* [TEXT PASSAGE]:
Buying Guides

Cost to Install a Used Chiller in Florida

Demo Dynasty Team 6 min read
Cost to Install a Used Chiller in Florida
Demo Dynasty

The price you pay for a used chiller and the price to get it running are two different numbers, and the gap surprises a lot of first-time buyers. A great deal on the machine can turn mediocre if you didn't budget the rigging, the piping, and the tax. We pull chillers out of plants and set them into new homes constantly, so we know exactly where the install dollars go. Here's the full picture for a Florida install, with real ranges.

The pieces of an install budget

An installed used chiller cost breaks into six buckets:

  • The machine — the used chiller itself
  • Delivery — freight from the yard to your site
  • Rigging — craning and moving the unit into position
  • Mechanical connection — chilled water and condenser piping, pumps, valves
  • Electrical — power, starter, disconnect, controls tie-in
  • Permits, tax, and startup — Florida sales tax, permitting, commissioning

Miss any one of these and your budget is fiction. Let's put numbers on each.

Delivery and rigging

This is the bucket buyers underestimate most.

Delivery inside Florida is relatively cheap because there's deep local supply — figure roughly 800 to 3,000 dollars depending on distance and unit size. Freighting a machine down from out of state can easily triple that, which is a real argument for buying local. We cover the logistics in used chiller delivery and rigging in Florida.

Rigging is about access, not just weight. A rooftop set with clean crane access on a 400-ton machine might run 3,000 to 8,000 dollars. A machine that has to thread through a tight mechanical-room path, or one that needs a large crane and a lane closure downtown, can run 10,000 to 30,000 dollars or more. A 1,000-ton centrifugal can weigh over 40,000 pounds, so the crane size drives the cost.

The single biggest rigging variable is the path in. Straight shot through a louvered wall is cheap. Basement mechanical room with a 90-degree turn is expensive.

Mechanical and electrical connection

Piping. Tying the chiller into existing chilled-water and condenser-water loops means pipe, fittings, valves, and pump work. For a straightforward tie-in to an existing loop, budget 8,000 to 25,000 dollars. A fresh loop or a cooling-tower connection on a water-cooled machine pushes higher.

Electrical. A used chiller needs power, a properly sized starter or VFD, a disconnect, and a controls tie-in to your building automation. Figure 5,000 to 20,000 dollars depending on the machine's amperage and how far the power has to run. Big centrifugals draw serious current, so the feeder and starter can dominate this line.

Air-cooled machines skip the cooling tower and condenser-water piping entirely, which is why they're cheaper to install even though they're less efficient to run. If the install budget is tight, that trade-off is worth weighing — see air-cooled vs water-cooled used chiller.

* [SET OF TASKS]:
(A) According to the chiller installation guide, what does delivery of a used chiller within Florida roughly cost?
(B) List the six buckets into which the chiller installation guide breaks an installed used chiller cost.
(C) Continue the chiller installation guide from the point where its text ends.
The records that follow come from a separate source unrelated to the chiller installation guide.

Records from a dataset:

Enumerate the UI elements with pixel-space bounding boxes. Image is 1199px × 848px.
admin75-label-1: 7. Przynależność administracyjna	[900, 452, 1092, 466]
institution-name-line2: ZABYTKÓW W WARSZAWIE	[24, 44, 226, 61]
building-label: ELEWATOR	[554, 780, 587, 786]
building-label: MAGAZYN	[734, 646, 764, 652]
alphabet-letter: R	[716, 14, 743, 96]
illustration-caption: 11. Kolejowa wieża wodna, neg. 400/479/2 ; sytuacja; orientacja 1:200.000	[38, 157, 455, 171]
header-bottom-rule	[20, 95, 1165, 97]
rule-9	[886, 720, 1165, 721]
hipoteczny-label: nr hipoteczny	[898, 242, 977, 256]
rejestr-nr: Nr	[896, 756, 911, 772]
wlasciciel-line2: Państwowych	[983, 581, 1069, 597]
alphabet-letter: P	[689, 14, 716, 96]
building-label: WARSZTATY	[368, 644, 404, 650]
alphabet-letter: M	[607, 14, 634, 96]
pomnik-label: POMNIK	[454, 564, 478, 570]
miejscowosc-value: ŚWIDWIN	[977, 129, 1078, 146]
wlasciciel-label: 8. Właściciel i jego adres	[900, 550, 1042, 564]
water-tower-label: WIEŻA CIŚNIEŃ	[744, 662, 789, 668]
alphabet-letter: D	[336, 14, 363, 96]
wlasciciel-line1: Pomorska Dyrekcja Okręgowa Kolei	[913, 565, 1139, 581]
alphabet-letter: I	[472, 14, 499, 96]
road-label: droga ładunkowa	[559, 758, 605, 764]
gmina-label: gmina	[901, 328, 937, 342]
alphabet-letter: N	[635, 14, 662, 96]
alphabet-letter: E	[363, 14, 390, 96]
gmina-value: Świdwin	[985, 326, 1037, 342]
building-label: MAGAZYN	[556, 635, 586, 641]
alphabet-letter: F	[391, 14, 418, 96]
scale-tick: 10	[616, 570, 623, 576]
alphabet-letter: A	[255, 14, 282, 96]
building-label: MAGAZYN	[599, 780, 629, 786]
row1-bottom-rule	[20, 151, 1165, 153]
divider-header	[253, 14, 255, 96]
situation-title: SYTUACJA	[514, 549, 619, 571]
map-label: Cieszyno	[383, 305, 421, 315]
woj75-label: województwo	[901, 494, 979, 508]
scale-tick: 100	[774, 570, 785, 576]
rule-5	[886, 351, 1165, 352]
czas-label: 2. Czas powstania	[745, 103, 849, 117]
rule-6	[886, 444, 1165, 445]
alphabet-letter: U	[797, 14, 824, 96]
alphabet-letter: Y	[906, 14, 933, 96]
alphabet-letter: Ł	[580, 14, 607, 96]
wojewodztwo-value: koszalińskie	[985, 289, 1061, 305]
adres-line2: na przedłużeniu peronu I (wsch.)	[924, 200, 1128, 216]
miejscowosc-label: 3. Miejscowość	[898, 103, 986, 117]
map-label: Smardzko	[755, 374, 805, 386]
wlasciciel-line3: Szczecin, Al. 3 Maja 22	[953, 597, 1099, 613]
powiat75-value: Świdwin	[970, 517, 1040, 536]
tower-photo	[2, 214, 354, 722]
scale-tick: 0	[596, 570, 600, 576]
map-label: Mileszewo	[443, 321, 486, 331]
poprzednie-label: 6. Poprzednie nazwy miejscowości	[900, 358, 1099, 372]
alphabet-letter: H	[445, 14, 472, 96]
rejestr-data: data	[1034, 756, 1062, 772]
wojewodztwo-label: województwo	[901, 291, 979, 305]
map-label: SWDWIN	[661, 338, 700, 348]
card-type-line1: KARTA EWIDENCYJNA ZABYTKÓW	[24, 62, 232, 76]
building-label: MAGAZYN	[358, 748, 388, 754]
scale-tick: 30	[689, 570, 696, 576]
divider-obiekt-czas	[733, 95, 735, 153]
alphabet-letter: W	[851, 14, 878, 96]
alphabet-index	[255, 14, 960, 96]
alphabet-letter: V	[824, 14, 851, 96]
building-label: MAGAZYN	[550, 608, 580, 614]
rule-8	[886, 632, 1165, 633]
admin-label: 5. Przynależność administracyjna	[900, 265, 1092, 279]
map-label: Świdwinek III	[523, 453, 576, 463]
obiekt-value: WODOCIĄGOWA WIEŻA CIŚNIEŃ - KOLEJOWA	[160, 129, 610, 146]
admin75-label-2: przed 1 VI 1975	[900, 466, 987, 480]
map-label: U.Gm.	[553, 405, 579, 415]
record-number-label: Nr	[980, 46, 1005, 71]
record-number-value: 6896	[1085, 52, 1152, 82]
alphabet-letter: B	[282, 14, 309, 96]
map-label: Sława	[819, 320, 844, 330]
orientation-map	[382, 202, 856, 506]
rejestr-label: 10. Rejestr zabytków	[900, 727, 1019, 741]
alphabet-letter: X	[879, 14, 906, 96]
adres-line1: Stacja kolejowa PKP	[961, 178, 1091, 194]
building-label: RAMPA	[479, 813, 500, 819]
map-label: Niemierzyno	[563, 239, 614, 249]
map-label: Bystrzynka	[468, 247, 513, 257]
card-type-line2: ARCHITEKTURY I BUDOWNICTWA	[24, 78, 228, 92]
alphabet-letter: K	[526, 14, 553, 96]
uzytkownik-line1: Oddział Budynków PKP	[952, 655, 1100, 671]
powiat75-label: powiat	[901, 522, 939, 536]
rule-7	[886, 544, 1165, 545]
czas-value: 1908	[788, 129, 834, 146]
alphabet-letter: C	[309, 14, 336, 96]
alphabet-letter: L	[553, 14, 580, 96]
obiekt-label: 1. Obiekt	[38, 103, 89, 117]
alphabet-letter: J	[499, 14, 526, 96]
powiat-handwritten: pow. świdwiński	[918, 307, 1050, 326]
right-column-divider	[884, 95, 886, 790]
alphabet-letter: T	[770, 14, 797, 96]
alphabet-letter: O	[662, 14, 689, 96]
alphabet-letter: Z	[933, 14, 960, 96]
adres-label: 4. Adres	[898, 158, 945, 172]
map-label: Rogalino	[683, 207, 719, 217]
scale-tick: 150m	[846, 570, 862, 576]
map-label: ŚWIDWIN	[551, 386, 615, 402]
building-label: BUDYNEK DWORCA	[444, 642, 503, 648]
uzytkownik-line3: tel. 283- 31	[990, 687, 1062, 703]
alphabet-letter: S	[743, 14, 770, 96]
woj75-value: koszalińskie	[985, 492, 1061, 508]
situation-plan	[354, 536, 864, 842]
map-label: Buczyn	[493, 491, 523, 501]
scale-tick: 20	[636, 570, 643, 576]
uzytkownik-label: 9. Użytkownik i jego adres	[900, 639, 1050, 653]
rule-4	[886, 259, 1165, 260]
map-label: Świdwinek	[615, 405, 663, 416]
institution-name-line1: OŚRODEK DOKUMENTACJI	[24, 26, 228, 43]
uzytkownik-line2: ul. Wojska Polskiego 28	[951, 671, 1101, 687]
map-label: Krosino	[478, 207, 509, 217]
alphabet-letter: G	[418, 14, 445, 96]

* [EXERCISE ANSWERS]:
(A) Roughly 800 to 3,000 dollars, depending on distance and unit size.

(B) The machine, delivery, rigging, mechanical connection, electrical, and permits, tax, and startup.

(C)
Florida sales tax, permits, and startup

Sales tax. Florida charges state sales tax on equipment purchases, plus any county surtax. On a 60,000-dollar machine that's several thousand dollars right there — budget it up front, don't let it be a surprise at closing.

Permits. Mechanical and electrical permits vary by jurisdiction. In the big metros — Miami-Dade, Orange, Hillsborough, Duval — plan for permit fees and inspection timelines that can stretch the schedule. Budget 1,000 to 5,000 dollars for permitting on a commercial install.

Startup and commissioning. A factory-authorized or qualified tech should verify the refrigerant charge, check the oil, run the machine under load, and confirm the safeties. Budget 2,000 to 6,000 dollars. On a reconditioned machine with a warranty, some of this is baked in — one more reason to weigh reconditioned vs used chiller.

Putting it together — realistic totals

Two example builds:

Air-cooled screw, 200 tons, rooftop, clean access:

  • Machine: 25,000
  • Delivery + rigging: 6,000
  • Piping (no tower): 12,000
  • Electrical: 9,000
  • Tax + permits + startup: 6,000
  • Roughly 58,000 dollars installed

Water-cooled centrifugal, 800 tons, mechanical room, tight access:

  • Machine: 75,000
  • Delivery + rigging: 22,000
  • Piping + condenser loop: 30,000
  • Electrical: 18,000
  • Tax + permits + startup: 12,000
  • Roughly 157,000 dollars installed

Compare either of those against a new install — a new 800-ton centrifugal alone clears 300,000 dollars before you touch the rest — and the used case is clear. We put the machine-only numbers side by side in new vs used chiller cost and used chiller prices in Florida.

How to keep the install cost down

Buy local. Florida supply is deep; freighting from out of state adds thousands in delivery alone.

Buy for your access. A machine that fits your rigging path cheaply beats a marginally better unit that needs a bigger crane and a lane closure.

Buy the right refrigerant. A phased-out gas means higher service cost forever — check used chiller refrigerants explained before you commit.

Size it right. An oversized machine costs more to buy, rig, and power. Get the tonnage right the first time — how to size a used chiller walks through it.

Timeline: what the schedule really looks like

Budget is one thing; the calendar is another. A typical used chiller install in Florida runs like this:

  • Week 1 — source the machine, confirm the nameplate and inspection reports, close the purchase.
  • Weeks 1 to 2 — pull permits. In the big metros this is often the long pole; start it the day you close.
  • Week 2 to 3 — schedule delivery and rigging, stage the crane, prep the pad or rooftop.
  • Week 3 to 4 — set the machine, run piping and electrical, tie into controls.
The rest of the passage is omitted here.